• **DATA EXTRACT**:
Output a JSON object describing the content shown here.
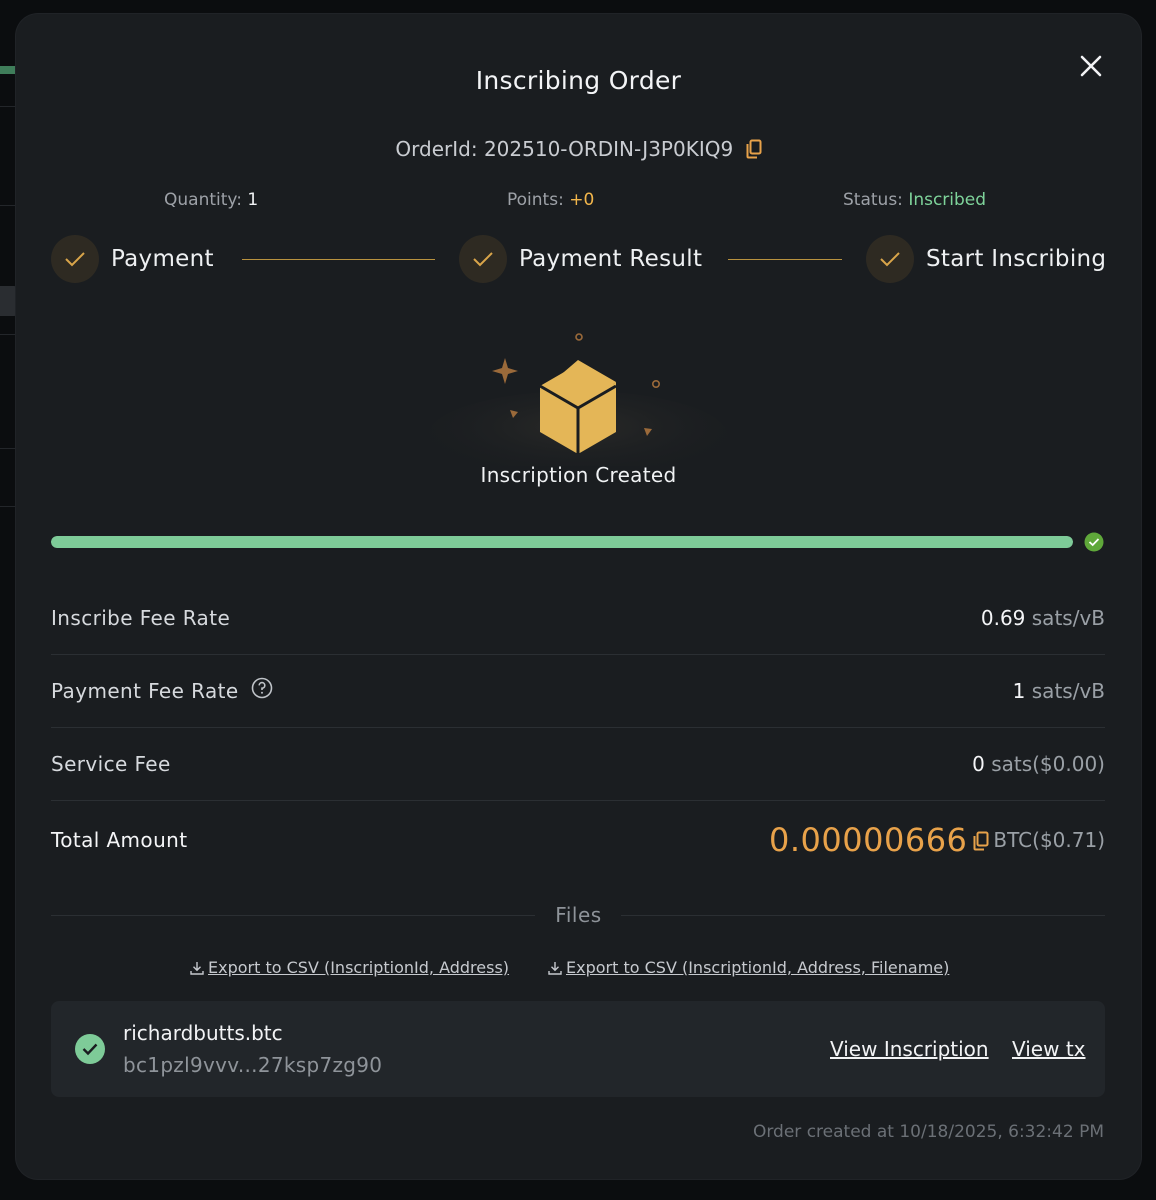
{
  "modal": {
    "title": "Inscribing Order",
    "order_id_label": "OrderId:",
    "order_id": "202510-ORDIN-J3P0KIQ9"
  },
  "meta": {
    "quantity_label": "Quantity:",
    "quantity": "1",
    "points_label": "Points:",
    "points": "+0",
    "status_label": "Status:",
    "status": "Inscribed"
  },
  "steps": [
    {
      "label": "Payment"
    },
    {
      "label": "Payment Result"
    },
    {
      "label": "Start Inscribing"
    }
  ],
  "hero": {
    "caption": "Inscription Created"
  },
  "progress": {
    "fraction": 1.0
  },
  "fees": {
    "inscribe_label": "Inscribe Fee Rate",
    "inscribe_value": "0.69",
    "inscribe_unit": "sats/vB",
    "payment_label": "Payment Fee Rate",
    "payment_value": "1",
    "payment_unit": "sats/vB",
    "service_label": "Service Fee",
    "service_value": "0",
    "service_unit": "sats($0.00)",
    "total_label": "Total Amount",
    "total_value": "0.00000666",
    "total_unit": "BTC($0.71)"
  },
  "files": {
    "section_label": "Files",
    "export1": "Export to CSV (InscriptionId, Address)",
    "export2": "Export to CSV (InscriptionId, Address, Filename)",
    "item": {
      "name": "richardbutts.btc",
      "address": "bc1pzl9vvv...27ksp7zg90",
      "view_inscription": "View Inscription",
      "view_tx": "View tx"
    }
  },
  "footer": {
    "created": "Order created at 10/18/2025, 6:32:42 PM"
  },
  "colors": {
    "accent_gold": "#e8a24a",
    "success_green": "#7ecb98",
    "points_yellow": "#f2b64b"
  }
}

* * *

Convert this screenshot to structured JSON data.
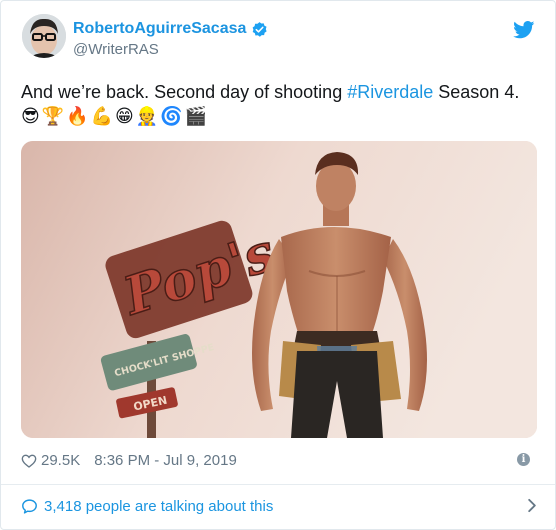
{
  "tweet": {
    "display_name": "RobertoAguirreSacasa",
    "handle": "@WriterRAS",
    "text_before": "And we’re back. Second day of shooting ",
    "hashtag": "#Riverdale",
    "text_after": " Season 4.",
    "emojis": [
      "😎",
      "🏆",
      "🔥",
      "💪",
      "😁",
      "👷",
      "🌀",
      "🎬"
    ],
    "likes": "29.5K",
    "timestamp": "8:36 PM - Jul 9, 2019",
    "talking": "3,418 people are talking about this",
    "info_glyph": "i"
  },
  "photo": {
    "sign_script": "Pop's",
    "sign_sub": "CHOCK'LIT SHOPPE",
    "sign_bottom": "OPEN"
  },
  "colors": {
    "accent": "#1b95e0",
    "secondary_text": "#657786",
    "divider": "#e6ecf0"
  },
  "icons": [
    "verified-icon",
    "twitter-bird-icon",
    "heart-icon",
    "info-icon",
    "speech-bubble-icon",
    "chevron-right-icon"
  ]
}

==

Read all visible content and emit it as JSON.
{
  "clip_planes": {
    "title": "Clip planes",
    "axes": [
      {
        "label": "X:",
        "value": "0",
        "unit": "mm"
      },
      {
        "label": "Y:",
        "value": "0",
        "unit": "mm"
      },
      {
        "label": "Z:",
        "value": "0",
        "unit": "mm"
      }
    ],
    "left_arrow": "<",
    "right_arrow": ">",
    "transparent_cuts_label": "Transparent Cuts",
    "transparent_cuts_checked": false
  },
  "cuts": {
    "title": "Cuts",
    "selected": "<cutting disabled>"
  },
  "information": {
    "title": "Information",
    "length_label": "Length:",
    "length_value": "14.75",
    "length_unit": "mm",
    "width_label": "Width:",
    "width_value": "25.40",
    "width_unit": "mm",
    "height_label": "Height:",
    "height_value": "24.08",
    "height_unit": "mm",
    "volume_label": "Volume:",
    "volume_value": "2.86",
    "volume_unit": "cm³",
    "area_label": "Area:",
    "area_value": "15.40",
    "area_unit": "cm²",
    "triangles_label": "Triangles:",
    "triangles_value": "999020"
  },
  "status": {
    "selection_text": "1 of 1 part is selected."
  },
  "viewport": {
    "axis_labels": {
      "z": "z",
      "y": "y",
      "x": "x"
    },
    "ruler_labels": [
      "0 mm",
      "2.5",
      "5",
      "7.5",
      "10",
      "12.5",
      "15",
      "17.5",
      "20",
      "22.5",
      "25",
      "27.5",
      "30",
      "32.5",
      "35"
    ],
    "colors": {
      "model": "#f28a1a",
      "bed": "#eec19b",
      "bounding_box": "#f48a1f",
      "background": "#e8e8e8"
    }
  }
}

• **PROBLEM DESCRIPTION**: Report how many lines of the records above contain the word "InscriptionId", giving only the number.

• **TASK RESPONSE**: 2